▸ The input
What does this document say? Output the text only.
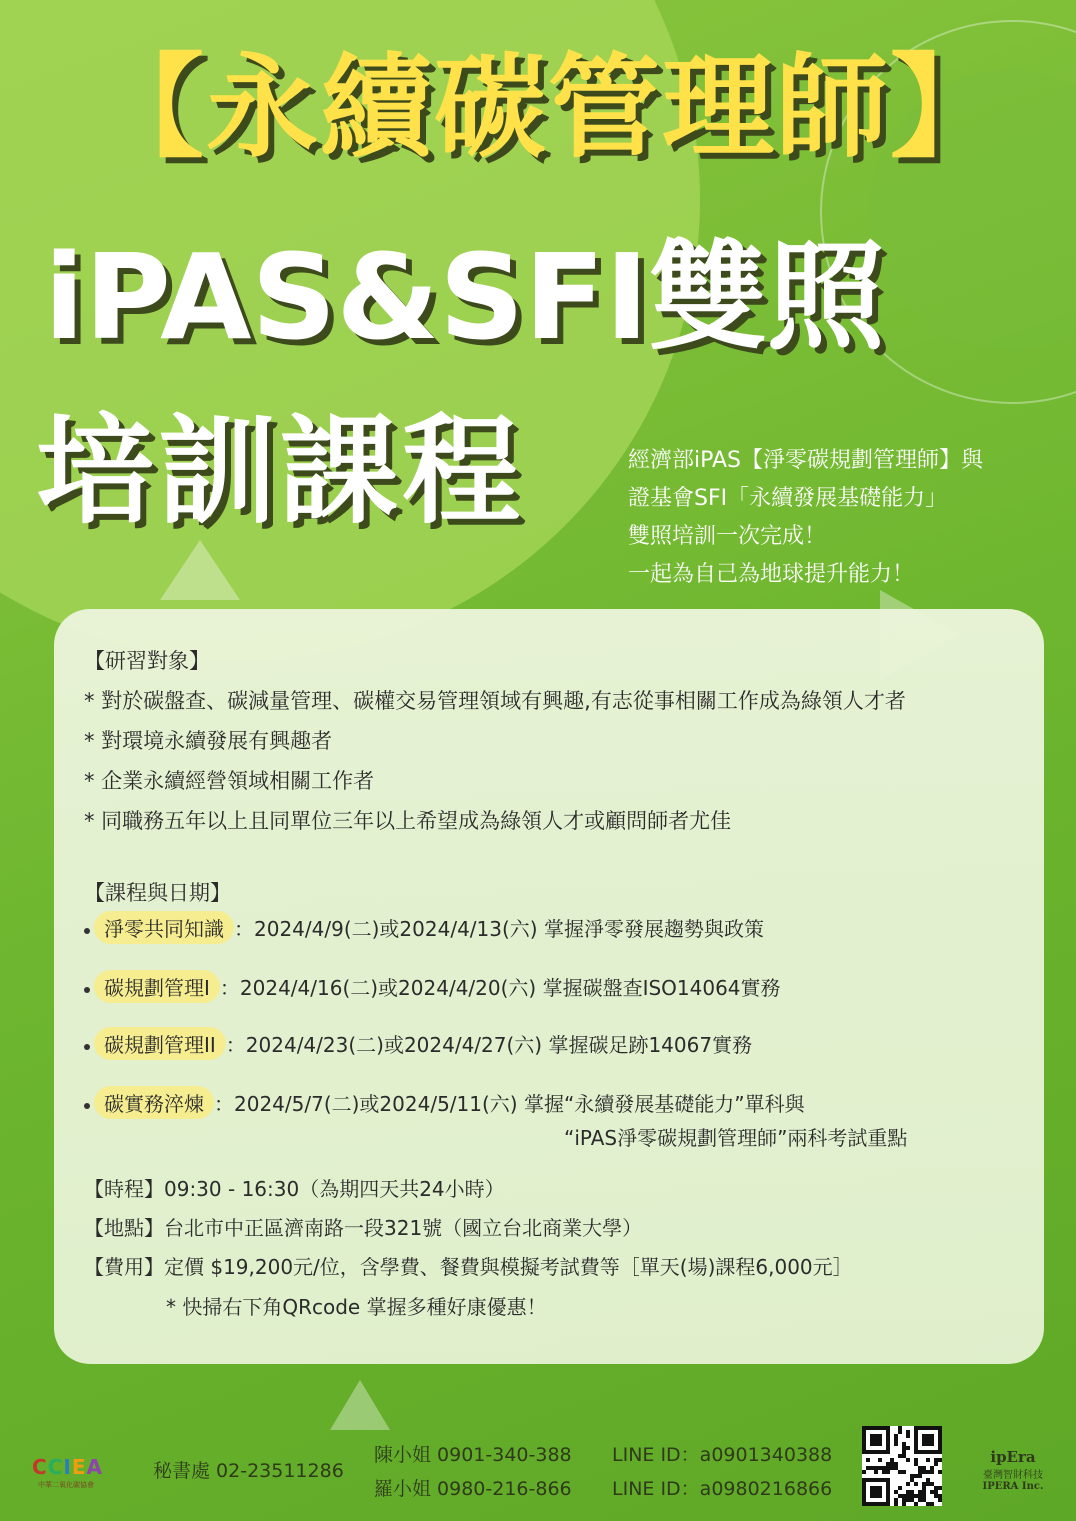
【永續碳管理師】
iPAS&SFI雙照
培訓課程	經濟部iPAS【淨零碳規劃管理師】與
證基會SFI「永續發展基礎能力」
雙照培訓一次完成！
一起為自己為地球提升能力！
【研習對象】
* 對於碳盤查、碳減量管理、碳權交易管理領域有興趣,有志從事相關工作成為綠領人才者
* 對環境永續發展有興趣者
* 企業永續經營領域相關工作者
* 同職務五年以上且同單位三年以上希望成為綠領人才或顧問師者尤佳
【課程與日期】
淨零共同知識 ：2024/4/9(二)或2024/4/13(六) 掌握淨零發展趨勢與政策
碳規劃管理I ：2024/4/16(二)或2024/4/20(六) 掌握碳盤查ISO14064實務
碳規劃管理II ：2024/4/23(二)或2024/4/27(六) 掌握碳足跡14067實務
碳實務淬煉 ：2024/5/7(二)或2024/5/11(六) 掌握“永續發展基礎能力”單科與
“iPAS淨零碳規劃管理師”兩科考試重點
【時程】09:30 - 16:30（為期四天共24小時）
【地點】台北市中正區濟南路一段321號（國立台北商業大學）
【費用】定價 $19,200元/位，含學費、餐費與模擬考試費等［單天(場)課程6,000元］
* 快掃右下角QRcode 掌握多種好康優惠！
CCIEA
中華二氧化碳協會
秘書處 02-23511286
陳小姐 0901-340-388
羅小姐 0980-216-866
LINE ID：a0901340388
LINE ID：a0980216866
ipEra
臺灣智財科技
IPERA Inc.
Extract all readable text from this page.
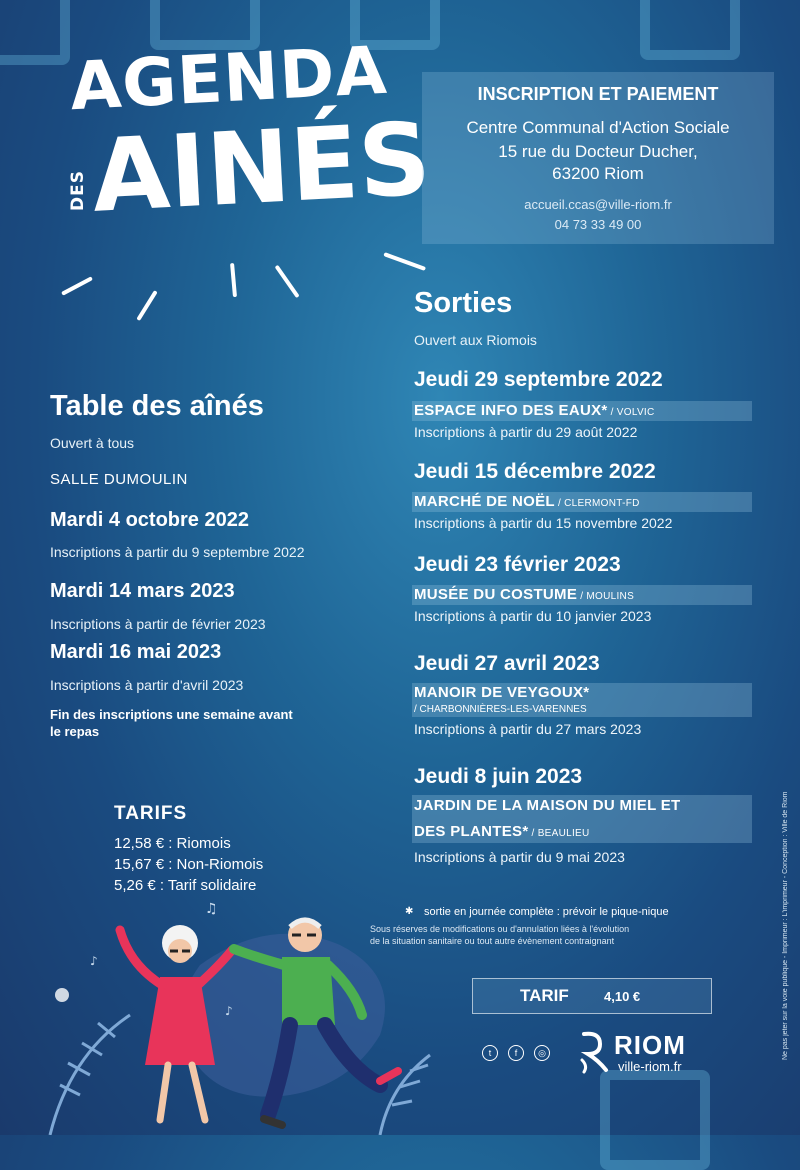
AGENDA
DES AINÉS
INSCRIPTION ET PAIEMENT
Centre Communal d'Action Sociale
15 rue du Docteur Ducher,
63200 Riom
accueil.ccas@ville-riom.fr
04 73 33 49 00
Table des aînés
Ouvert à tous
SALLE DUMOULIN
Mardi 4 octobre 2022
Inscriptions à partir du 9 septembre 2022
Mardi 14 mars 2023
Inscriptions à partir de février 2023
Mardi 16 mai 2023
Inscriptions à partir d'avril 2023
Fin des inscriptions une semaine avant
le repas
TARIFS
12,58 € : Riomois
15,67 € : Non-Riomois
5,26 € : Tarif solidaire
Sorties
Ouvert aux Riomois
Jeudi 29 septembre 2022
ESPACE INFO DES EAUX* / VOLVIC
Inscriptions à partir du 29 août 2022
Jeudi 15 décembre 2022
MARCHÉ DE NOËL / CLERMONT-FD
Inscriptions à partir du 15 novembre 2022
Jeudi 23 février 2023
MUSÉE DU COSTUME / MOULINS
Inscriptions à partir du 10 janvier 2023
Jeudi 27 avril 2023
MANOIR DE VEYGOUX*
/ CHARBONNIÈRES-LES-VARENNES
Inscriptions à partir du 27 mars 2023
Jeudi 8 juin 2023
JARDIN DE LA MAISON DU MIEL ET
DES PLANTES* / BEAULIEU
Inscriptions à partir du 9 mai 2023
✱ sortie en journée complète : prévoir le pique-nique
Sous réserves de modifications ou d'annulation liées à l'évolution
de la situation sanitaire ou tout autre évènement contraignant
TARIF	4,10 €
t	f	◎	RIOM
ville-riom.fr
Ne pas jeter sur la voie publique - Imprimeur : L'imprimeur - Conception : Ville de Riom
♫
♪
♪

▸ What the exercise asks
Without including any picture, repeat the data exactly.

▸ Solution for this exercise
What does this document say? Output the text only.
【永續碳管理師】
iPAS&SFI雙照
培訓課程	經濟部iPAS【淨零碳規劃管理師】與
證基會SFI「永續發展基礎能力」
雙照培訓一次完成！
一起為自己為地球提升能力！
【研習對象】
* 對於碳盤查、碳減量管理、碳權交易管理領域有興趣,有志從事相關工作成為綠領人才者
* 對環境永續發展有興趣者
* 企業永續經營領域相關工作者
* 同職務五年以上且同單位三年以上希望成為綠領人才或顧問師者尤佳
【課程與日期】
淨零共同知識 ：2024/4/9(二)或2024/4/13(六) 掌握淨零發展趨勢與政策
碳規劃管理I ：2024/4/16(二)或2024/4/20(六) 掌握碳盤查ISO14064實務
碳規劃管理II ：2024/4/23(二)或2024/4/27(六) 掌握碳足跡14067實務
碳實務淬煉 ：2024/5/7(二)或2024/5/11(六) 掌握“永續發展基礎能力”單科與
“iPAS淨零碳規劃管理師”兩科考試重點
【時程】09:30 - 16:30（為期四天共24小時）
【地點】台北市中正區濟南路一段321號（國立台北商業大學）
【費用】定價 $19,200元/位，含學費、餐費與模擬考試費等［單天(場)課程6,000元］
* 快掃右下角QRcode 掌握多種好康優惠！
CCIEA
中華二氧化碳協會
秘書處 02-23511286
陳小姐 0901-340-388
羅小姐 0980-216-866
LINE ID：a0901340388
LINE ID：a0980216866
ipEra
臺灣智財科技
IPERA Inc.
Extract all readable text from this page.
AGENDA
DES AINÉS
INSCRIPTION ET PAIEMENT
Centre Communal d'Action Sociale
15 rue du Docteur Ducher,
63200 Riom
accueil.ccas@ville-riom.fr
04 73 33 49 00
Table des aînés
Ouvert à tous
SALLE DUMOULIN
Mardi 4 octobre 2022
Inscriptions à partir du 9 septembre 2022
Mardi 14 mars 2023
Inscriptions à partir de février 2023
Mardi 16 mai 2023
Inscriptions à partir d'avril 2023
Fin des inscriptions une semaine avant
le repas
TARIFS
12,58 € : Riomois
15,67 € : Non-Riomois
5,26 € : Tarif solidaire
Sorties
Ouvert aux Riomois
Jeudi 29 septembre 2022
ESPACE INFO DES EAUX* / VOLVIC
Inscriptions à partir du 29 août 2022
Jeudi 15 décembre 2022
MARCHÉ DE NOËL / CLERMONT-FD
Inscriptions à partir du 15 novembre 2022
Jeudi 23 février 2023
MUSÉE DU COSTUME / MOULINS
Inscriptions à partir du 10 janvier 2023
Jeudi 27 avril 2023
MANOIR DE VEYGOUX*
/ CHARBONNIÈRES-LES-VARENNES
Inscriptions à partir du 27 mars 2023
Jeudi 8 juin 2023
JARDIN DE LA MAISON DU MIEL ET
DES PLANTES* / BEAULIEU
Inscriptions à partir du 9 mai 2023
✱ sortie en journée complète : prévoir le pique-nique
Sous réserves de modifications ou d'annulation liées à l'évolution
de la situation sanitaire ou tout autre évènement contraignant
TARIF	4,10 €
t	f	◎	RIOM
ville-riom.fr
Ne pas jeter sur la voie publique - Imprimeur : L'imprimeur - Conception : Ville de Riom
♫
♪
♪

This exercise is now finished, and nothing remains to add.